### WHAT TO PRODUCE
Copy out the lines from the very first one through the line containing "y-tick-label: 4 [1011, 290, 1029, 323]", including both, with nothing changed.

### SUPPLIED DATA
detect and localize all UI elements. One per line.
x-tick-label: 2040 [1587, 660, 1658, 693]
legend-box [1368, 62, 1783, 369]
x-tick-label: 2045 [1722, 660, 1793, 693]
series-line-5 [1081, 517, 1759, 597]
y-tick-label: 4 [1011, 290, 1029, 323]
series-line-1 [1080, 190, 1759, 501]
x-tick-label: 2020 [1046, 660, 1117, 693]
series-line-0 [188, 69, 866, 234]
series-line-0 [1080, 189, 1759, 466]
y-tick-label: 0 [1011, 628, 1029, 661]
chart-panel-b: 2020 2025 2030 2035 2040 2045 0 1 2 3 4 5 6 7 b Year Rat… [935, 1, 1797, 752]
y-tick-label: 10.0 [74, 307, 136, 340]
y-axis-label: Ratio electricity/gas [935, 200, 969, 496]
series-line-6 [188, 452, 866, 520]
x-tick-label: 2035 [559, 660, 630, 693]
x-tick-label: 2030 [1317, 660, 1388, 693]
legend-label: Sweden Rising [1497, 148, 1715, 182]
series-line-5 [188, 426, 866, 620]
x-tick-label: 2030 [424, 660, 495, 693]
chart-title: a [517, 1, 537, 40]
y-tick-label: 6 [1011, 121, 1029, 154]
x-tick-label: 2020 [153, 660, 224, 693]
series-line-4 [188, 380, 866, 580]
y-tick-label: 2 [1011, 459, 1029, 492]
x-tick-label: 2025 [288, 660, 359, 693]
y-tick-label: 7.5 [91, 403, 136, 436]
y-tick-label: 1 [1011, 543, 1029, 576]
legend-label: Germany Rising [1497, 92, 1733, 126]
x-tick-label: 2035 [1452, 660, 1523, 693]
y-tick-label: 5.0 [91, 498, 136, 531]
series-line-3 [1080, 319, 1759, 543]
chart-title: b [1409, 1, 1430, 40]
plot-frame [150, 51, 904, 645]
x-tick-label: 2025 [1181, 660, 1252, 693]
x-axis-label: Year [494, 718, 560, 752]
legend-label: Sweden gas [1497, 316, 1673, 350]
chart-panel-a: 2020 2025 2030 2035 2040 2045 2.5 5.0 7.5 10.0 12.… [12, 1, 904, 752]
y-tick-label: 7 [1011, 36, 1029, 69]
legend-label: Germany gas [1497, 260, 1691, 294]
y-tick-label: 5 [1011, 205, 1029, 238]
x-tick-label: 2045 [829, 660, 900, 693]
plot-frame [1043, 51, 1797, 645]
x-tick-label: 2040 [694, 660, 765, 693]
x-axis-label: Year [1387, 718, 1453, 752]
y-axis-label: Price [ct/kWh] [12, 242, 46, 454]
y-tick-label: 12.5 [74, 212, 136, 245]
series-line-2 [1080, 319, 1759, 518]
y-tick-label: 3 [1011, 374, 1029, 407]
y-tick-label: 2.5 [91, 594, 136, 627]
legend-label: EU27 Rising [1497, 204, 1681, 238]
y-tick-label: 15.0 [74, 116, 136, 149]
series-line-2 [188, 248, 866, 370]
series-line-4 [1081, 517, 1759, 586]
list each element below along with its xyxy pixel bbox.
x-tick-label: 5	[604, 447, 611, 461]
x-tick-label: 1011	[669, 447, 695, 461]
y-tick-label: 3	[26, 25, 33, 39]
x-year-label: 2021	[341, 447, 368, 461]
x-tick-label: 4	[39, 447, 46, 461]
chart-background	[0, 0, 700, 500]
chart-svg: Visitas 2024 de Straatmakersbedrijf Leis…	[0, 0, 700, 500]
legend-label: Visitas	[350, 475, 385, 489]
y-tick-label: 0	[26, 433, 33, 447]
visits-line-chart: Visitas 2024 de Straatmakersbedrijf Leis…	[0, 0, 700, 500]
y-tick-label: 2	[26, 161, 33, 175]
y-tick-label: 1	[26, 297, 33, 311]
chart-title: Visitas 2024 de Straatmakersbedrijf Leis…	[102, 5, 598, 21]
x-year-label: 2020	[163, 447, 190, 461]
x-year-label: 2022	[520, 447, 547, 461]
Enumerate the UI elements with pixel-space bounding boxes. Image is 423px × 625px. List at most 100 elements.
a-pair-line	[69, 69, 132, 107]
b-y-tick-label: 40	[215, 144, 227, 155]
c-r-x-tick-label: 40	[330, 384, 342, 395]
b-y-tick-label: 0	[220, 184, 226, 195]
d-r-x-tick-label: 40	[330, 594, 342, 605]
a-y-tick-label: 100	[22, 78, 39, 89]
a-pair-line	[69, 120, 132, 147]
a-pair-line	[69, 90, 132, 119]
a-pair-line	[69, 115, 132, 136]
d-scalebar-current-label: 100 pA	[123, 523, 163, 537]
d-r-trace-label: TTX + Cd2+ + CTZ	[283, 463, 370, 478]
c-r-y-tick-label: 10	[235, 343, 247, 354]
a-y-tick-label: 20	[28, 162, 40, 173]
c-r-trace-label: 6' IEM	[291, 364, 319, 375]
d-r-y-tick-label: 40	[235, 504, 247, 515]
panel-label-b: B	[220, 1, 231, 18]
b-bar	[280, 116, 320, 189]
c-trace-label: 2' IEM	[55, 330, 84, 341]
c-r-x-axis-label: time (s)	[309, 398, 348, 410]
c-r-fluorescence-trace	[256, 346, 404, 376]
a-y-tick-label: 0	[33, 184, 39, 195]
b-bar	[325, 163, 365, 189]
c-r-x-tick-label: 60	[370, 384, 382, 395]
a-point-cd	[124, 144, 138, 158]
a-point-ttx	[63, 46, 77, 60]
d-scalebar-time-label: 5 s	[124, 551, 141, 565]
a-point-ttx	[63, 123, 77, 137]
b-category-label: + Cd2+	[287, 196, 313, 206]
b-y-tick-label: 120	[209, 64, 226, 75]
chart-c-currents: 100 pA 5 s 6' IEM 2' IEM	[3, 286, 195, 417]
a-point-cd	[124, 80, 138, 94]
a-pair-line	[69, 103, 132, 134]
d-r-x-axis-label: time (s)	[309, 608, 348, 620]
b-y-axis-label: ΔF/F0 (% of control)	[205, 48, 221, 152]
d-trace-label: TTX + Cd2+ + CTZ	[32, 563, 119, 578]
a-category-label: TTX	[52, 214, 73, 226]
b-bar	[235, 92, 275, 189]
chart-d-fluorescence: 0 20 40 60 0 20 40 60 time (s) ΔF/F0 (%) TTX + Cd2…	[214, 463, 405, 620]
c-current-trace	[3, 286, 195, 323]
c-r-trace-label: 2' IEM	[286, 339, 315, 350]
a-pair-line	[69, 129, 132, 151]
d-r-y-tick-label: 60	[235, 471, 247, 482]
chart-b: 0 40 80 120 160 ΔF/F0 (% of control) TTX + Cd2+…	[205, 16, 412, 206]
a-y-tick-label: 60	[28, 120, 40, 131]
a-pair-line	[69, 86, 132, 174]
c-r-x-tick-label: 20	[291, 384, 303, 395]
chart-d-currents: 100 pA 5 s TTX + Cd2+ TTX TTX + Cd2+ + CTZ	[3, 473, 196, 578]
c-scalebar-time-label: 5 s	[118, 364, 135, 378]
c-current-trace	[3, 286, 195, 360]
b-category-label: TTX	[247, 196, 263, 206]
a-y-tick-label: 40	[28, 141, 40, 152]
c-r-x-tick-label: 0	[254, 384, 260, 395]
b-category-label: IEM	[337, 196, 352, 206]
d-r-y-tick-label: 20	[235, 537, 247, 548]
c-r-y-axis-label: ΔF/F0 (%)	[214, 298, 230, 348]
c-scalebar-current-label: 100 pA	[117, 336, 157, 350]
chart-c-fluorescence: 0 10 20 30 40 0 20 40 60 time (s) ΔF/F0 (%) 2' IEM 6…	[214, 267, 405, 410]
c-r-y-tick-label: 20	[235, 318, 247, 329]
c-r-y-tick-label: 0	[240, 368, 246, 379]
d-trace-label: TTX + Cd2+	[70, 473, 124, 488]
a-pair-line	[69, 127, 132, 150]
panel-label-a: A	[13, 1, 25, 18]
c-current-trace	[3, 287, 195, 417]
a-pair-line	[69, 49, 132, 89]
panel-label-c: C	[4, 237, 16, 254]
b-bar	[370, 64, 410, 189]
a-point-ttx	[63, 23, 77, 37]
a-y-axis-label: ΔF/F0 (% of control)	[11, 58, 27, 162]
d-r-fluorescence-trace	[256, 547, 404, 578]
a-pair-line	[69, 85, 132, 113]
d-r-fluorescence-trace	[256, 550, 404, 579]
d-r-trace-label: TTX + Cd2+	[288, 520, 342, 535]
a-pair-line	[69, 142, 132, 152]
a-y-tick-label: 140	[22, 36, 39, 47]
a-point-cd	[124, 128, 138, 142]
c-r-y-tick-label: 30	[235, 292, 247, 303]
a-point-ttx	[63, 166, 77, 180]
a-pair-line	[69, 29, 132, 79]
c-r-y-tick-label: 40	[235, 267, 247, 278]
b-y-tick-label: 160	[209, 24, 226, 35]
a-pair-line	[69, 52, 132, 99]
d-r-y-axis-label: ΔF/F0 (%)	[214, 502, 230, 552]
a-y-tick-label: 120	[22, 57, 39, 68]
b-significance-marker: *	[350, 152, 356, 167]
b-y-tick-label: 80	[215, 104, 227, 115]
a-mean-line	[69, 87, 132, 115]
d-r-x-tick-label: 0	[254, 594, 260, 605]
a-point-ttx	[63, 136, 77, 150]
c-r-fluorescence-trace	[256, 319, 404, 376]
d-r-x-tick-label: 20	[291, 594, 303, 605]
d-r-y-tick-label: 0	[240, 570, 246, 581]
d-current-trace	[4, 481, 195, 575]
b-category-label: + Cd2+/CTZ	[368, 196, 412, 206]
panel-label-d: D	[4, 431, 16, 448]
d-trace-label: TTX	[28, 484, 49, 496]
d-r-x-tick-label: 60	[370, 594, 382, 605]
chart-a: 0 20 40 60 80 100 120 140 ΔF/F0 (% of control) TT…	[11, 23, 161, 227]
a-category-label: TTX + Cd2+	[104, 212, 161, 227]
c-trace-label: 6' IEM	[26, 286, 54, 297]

### ANSWER TO THIS PROBLEM
detect and localize all UI elements. One per line.
x-tick-label: 2040 [1587, 660, 1658, 693]
legend-box [1368, 62, 1783, 369]
x-tick-label: 2045 [1722, 660, 1793, 693]
series-line-5 [1081, 517, 1759, 597]
y-tick-label: 4 [1011, 290, 1029, 323]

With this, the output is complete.